Exercise details:
Without the pictures, set down the records below word for word.

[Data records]
- - - - - - -

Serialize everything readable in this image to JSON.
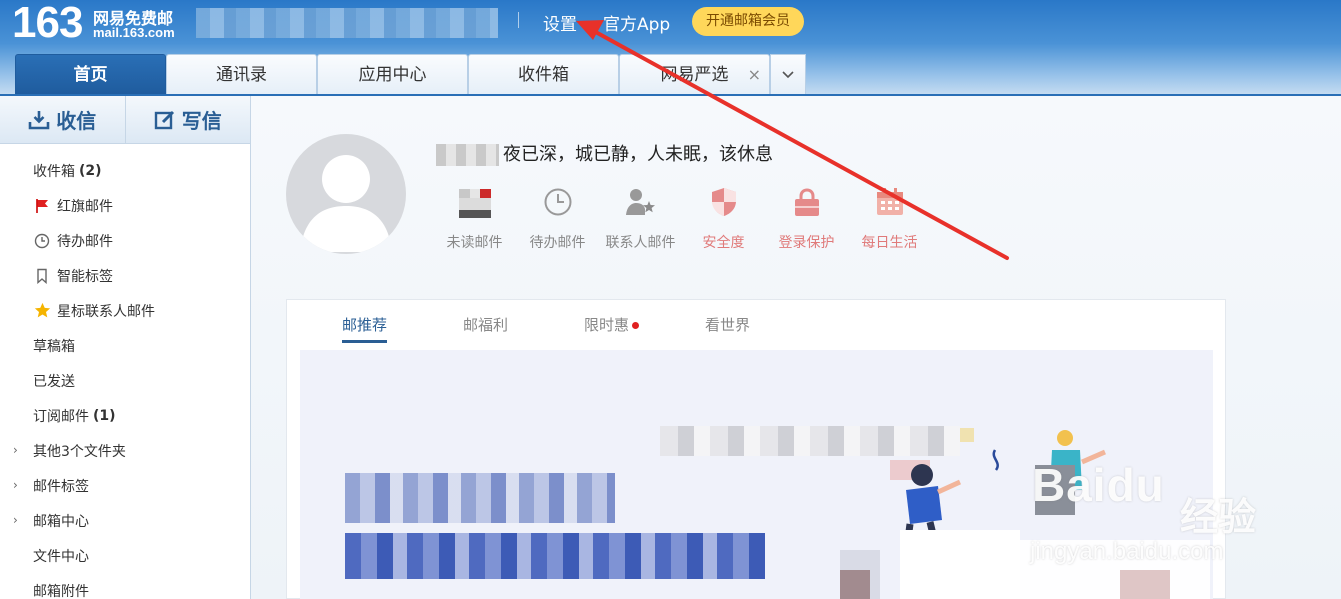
{
  "brand": {
    "logo_number": "163",
    "name_cn": "网易免费邮",
    "domain": "mail.163.com"
  },
  "topnav": {
    "settings": "设置",
    "app": "官方App",
    "vip": "开通邮箱会员"
  },
  "tabs": [
    {
      "label": "首页",
      "active": true
    },
    {
      "label": "通讯录"
    },
    {
      "label": "应用中心"
    },
    {
      "label": "收件箱"
    },
    {
      "label": "网易严选",
      "closable": true,
      "close": "×"
    }
  ],
  "tab_more_icon": "chevron-down-icon",
  "sidebar": {
    "receive": "收信",
    "compose": "写信",
    "folders": [
      {
        "label": "收件箱",
        "count": "(2)"
      },
      {
        "label": "红旗邮件",
        "icon": "red-flag-icon"
      },
      {
        "label": "待办邮件",
        "icon": "clock-icon"
      },
      {
        "label": "智能标签",
        "icon": "bookmark-icon"
      },
      {
        "label": "星标联系人邮件",
        "icon": "star-icon"
      },
      {
        "label": "草稿箱"
      },
      {
        "label": "已发送"
      },
      {
        "label": "订阅邮件",
        "count": "(1)"
      },
      {
        "label": "其他3个文件夹",
        "expandable": true
      },
      {
        "label": "邮件标签",
        "expandable": true
      },
      {
        "label": "邮箱中心",
        "expandable": true
      },
      {
        "label": "文件中心"
      },
      {
        "label": "邮箱附件"
      }
    ]
  },
  "main": {
    "greeting": "夜已深，城已静，人未眠，该休息",
    "quick": [
      {
        "label": "未读邮件",
        "icon": "unread-mail-icon"
      },
      {
        "label": "待办邮件",
        "icon": "clock-icon"
      },
      {
        "label": "联系人邮件",
        "icon": "contact-star-icon"
      },
      {
        "label": "安全度",
        "icon": "shield-icon"
      },
      {
        "label": "登录保护",
        "icon": "lock-icon"
      },
      {
        "label": "每日生活",
        "icon": "calendar-icon"
      }
    ],
    "feed_tabs": [
      {
        "label": "邮推荐",
        "active": true
      },
      {
        "label": "邮福利"
      },
      {
        "label": "限时惠",
        "dot": true
      },
      {
        "label": "看世界"
      }
    ]
  },
  "watermark": {
    "main": "Baidu",
    "cn": "经验",
    "sub": "jingyan.baidu.com"
  },
  "colors": {
    "header_blue": "#2a78c8",
    "active_tab": "#1f5c9e",
    "vip_yellow": "#ffd75a",
    "annotation_red": "#e8312a"
  }
}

- - - - - - -

In response:
Serialize everything readable in this image to JSON.
{
  "brand": {
    "logo_number": "163",
    "name_cn": "网易免费邮",
    "domain": "mail.163.com"
  },
  "topnav": {
    "settings": "设置",
    "app": "官方App",
    "vip": "开通邮箱会员"
  },
  "tabs": [
    {
      "label": "首页",
      "active": true
    },
    {
      "label": "通讯录"
    },
    {
      "label": "应用中心"
    },
    {
      "label": "收件箱"
    },
    {
      "label": "网易严选",
      "closable": true,
      "close": "×"
    }
  ],
  "tab_more_icon": "chevron-down-icon",
  "sidebar": {
    "receive": "收信",
    "compose": "写信",
    "folders": [
      {
        "label": "收件箱",
        "count": "(2)"
      },
      {
        "label": "红旗邮件",
        "icon": "red-flag-icon"
      },
      {
        "label": "待办邮件",
        "icon": "clock-icon"
      },
      {
        "label": "智能标签",
        "icon": "bookmark-icon"
      },
      {
        "label": "星标联系人邮件",
        "icon": "star-icon"
      },
      {
        "label": "草稿箱"
      },
      {
        "label": "已发送"
      },
      {
        "label": "订阅邮件",
        "count": "(1)"
      },
      {
        "label": "其他3个文件夹",
        "expandable": true
      },
      {
        "label": "邮件标签",
        "expandable": true
      },
      {
        "label": "邮箱中心",
        "expandable": true
      },
      {
        "label": "文件中心"
      },
      {
        "label": "邮箱附件"
      }
    ]
  },
  "main": {
    "greeting": "夜已深，城已静，人未眠，该休息",
    "quick": [
      {
        "label": "未读邮件",
        "icon": "unread-mail-icon"
      },
      {
        "label": "待办邮件",
        "icon": "clock-icon"
      },
      {
        "label": "联系人邮件",
        "icon": "contact-star-icon"
      },
      {
        "label": "安全度",
        "icon": "shield-icon"
      },
      {
        "label": "登录保护",
        "icon": "lock-icon"
      },
      {
        "label": "每日生活",
        "icon": "calendar-icon"
      }
    ],
    "feed_tabs": [
      {
        "label": "邮推荐",
        "active": true
      },
      {
        "label": "邮福利"
      },
      {
        "label": "限时惠",
        "dot": true
      },
      {
        "label": "看世界"
      }
    ]
  },
  "watermark": {
    "main": "Baidu",
    "cn": "经验",
    "sub": "jingyan.baidu.com"
  },
  "colors": {
    "header_blue": "#2a78c8",
    "active_tab": "#1f5c9e",
    "vip_yellow": "#ffd75a",
    "annotation_red": "#e8312a"
  }
}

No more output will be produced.